"""

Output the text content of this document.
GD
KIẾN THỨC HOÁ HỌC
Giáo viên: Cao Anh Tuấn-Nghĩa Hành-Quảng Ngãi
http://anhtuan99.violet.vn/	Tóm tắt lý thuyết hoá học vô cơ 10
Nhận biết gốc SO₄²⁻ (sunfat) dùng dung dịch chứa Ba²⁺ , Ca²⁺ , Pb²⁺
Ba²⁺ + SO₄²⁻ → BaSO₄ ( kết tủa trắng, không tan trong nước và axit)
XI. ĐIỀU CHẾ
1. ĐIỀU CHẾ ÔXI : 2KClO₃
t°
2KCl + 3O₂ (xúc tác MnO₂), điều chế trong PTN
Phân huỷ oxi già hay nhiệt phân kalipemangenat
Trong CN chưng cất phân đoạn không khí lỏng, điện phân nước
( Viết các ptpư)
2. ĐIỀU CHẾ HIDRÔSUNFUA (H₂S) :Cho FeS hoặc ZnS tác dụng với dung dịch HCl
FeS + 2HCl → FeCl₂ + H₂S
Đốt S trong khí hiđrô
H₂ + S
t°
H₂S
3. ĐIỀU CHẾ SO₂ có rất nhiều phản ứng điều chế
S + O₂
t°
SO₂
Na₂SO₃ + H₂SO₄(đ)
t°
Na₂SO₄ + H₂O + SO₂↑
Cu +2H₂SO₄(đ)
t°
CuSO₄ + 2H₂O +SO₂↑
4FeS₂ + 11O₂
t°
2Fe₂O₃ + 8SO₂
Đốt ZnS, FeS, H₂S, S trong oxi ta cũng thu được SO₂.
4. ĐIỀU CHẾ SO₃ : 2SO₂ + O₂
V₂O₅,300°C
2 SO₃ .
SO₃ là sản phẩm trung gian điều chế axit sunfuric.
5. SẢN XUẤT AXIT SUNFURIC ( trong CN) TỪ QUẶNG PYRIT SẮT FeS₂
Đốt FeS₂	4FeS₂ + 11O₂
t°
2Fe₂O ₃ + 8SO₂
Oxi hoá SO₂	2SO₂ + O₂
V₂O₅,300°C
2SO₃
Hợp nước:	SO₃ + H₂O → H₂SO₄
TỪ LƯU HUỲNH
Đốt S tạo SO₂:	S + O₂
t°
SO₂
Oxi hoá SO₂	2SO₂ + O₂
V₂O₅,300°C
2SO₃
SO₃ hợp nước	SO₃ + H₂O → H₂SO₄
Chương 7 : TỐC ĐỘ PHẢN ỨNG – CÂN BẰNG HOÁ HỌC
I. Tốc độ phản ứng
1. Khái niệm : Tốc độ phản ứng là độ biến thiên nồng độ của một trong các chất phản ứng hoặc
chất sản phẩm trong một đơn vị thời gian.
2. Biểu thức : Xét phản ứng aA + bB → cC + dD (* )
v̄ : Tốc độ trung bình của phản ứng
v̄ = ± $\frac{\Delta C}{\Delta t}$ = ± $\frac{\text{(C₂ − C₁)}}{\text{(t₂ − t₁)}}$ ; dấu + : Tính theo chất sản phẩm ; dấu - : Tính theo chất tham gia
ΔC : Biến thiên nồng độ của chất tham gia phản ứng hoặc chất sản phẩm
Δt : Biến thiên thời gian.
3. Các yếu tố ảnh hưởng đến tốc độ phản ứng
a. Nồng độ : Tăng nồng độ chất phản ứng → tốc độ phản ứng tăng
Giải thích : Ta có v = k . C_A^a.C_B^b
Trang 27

"""

**Aim of the exercise**
Provide only the number of lines in the records containing the string "tham".

**Problem solution**
2